◆ **Stated exercise**
Faithfully return all lines, omitting every embedded picture.

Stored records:
------------------------------------------------------------------------
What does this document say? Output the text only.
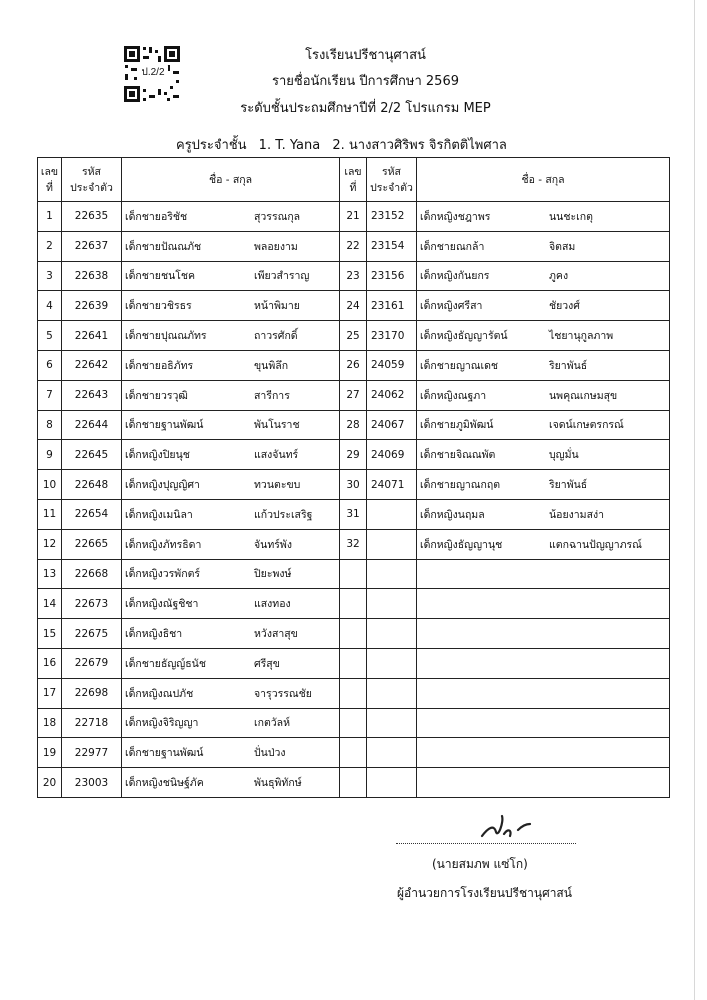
ป.2/2
โรงเรียนปรีชานุศาสน์
รายชื่อนักเรียน ปีการศึกษา 2569
ระดับชั้นประถมศึกษาปีที่ 2/2 โปรแกรม MEP
ครูประจำชั้น 1. T. Yana 2. นางสาวศิริพร จิรกิตติไพศาล
เลข
ที่	รหัส
ประจำตัว	ชื่อ - สกุล	เลข
ที่	รหัส
ประจำตัว	ชื่อ - สกุล
1	22635	เด็กชายอริชัช สุวรรณกุล	21	23152	เด็กหญิงชฎาพร นนชะเกตุ
2	22637	เด็กชายปัณณภัช พลอยงาม	22	23154	เด็กชายณกล้า จิตสม
3	22638	เด็กชายชนโชค เพียวสำราญ	23	23156	เด็กหญิงกันยกร ภูคง
4	22639	เด็กชายวชิรธร หน้าพิมาย	24	23161	เด็กหญิงศรีสา ชัยวงศ์
5	22641	เด็กชายปุณณภัทร ถาวรศักดิ์	25	23170	เด็กหญิงธัญญารัตน์ ไชยานุกูลภาพ
6	22642	เด็กชายอธิภัทร ขุนพิลึก	26	24059	เด็กชายญาณเดช ริยาพันธ์
7	22643	เด็กชายวรวุฒิ สารีการ	27	24062	เด็กหญิงณฐภา นพคุณเกษมสุข
8	22644	เด็กชายฐานพัฒน์ พันโนราช	28	24067	เด็กชายภูมิพัฒน์ เจดน์เกษตรกรณ์
9	22645	เด็กหญิงปิยนุช แสงจันทร์	29	24069	เด็กชายจิณณพัต บุญมั่น
10	22648	เด็กหญิงปุญญิศา ทวนตะขบ	30	24071	เด็กชายญาณกฤต ริยาพันธ์
11	22654	เด็กหญิงเมนิลา แก้วประเสริฐ	31		เด็กหญิงนฤมล น้อยงามสง่า
12	22665	เด็กหญิงภัทรธิดา จันทร์พัง	32		เด็กหญิงธัญญานุช แตกฉานปัญญาภรณ์
13	22668	เด็กหญิงวรพักตร์ ปิยะพงษ์			
14	22673	เด็กหญิงณัฐชิชา แสงทอง			
15	22675	เด็กหญิงธิชา หวังสาสุข			
16	22679	เด็กชายธัญญ์ธนัช ศรีสุข			
17	22698	เด็กหญิงณปภัช จารุวรรณชัย			
18	22718	เด็กหญิงจิริญญา เกตวัลห์			
19	22977	เด็กชายฐานพัฒน์ ปั่นป่วง			
20	23003	เด็กหญิงชนิษฐ์ภัค พันธุพิทักษ์			
(นายสมภพ แซ่โก)
ผู้อำนวยการโรงเรียนปรีชานุศาสน์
------------------------------------------------------------------------
◆ **Complete response**
What does this document say? Output the text only.
ป.2/2
โรงเรียนปรีชานุศาสน์
รายชื่อนักเรียน ปีการศึกษา 2569
ระดับชั้นประถมศึกษาปีที่ 2/2 โปรแกรม MEP
ครูประจำชั้น 1. T. Yana 2. นางสาวศิริพร จิรกิตติไพศาล
เลข
ที่	รหัส
ประจำตัว	ชื่อ - สกุล	เลข
ที่	รหัส
ประจำตัว	ชื่อ - สกุล
1	22635	เด็กชายอริชัช สุวรรณกุล	21	23152	เด็กหญิงชฎาพร นนชะเกตุ
2	22637	เด็กชายปัณณภัช พลอยงาม	22	23154	เด็กชายณกล้า จิตสม
3	22638	เด็กชายชนโชค เพียวสำราญ	23	23156	เด็กหญิงกันยกร ภูคง
4	22639	เด็กชายวชิรธร หน้าพิมาย	24	23161	เด็กหญิงศรีสา ชัยวงศ์
5	22641	เด็กชายปุณณภัทร ถาวรศักดิ์	25	23170	เด็กหญิงธัญญารัตน์ ไชยานุกูลภาพ
6	22642	เด็กชายอธิภัทร ขุนพิลึก	26	24059	เด็กชายญาณเดช ริยาพันธ์
7	22643	เด็กชายวรวุฒิ สารีการ	27	24062	เด็กหญิงณฐภา นพคุณเกษมสุข
8	22644	เด็กชายฐานพัฒน์ พันโนราช	28	24067	เด็กชายภูมิพัฒน์ เจดน์เกษตรกรณ์
9	22645	เด็กหญิงปิยนุช แสงจันทร์	29	24069	เด็กชายจิณณพัต บุญมั่น
10	22648	เด็กหญิงปุญญิศา ทวนตะขบ	30	24071	เด็กชายญาณกฤต ริยาพันธ์
11	22654	เด็กหญิงเมนิลา แก้วประเสริฐ	31		เด็กหญิงนฤมล น้อยงามสง่า
12	22665	เด็กหญิงภัทรธิดา จันทร์พัง	32		เด็กหญิงธัญญานุช แตกฉานปัญญาภรณ์
13	22668	เด็กหญิงวรพักตร์ ปิยะพงษ์			
14	22673	เด็กหญิงณัฐชิชา แสงทอง			
15	22675	เด็กหญิงธิชา หวังสาสุข			
16	22679	เด็กชายธัญญ์ธนัช ศรีสุข			
17	22698	เด็กหญิงณปภัช จารุวรรณชัย			
18	22718	เด็กหญิงจิริญญา เกตวัลห์			
19	22977	เด็กชายฐานพัฒน์ ปั่นป่วง			
20	23003	เด็กหญิงชนิษฐ์ภัค พันธุพิทักษ์			
(นายสมภพ แซ่โก)
ผู้อำนวยการโรงเรียนปรีชานุศาสน์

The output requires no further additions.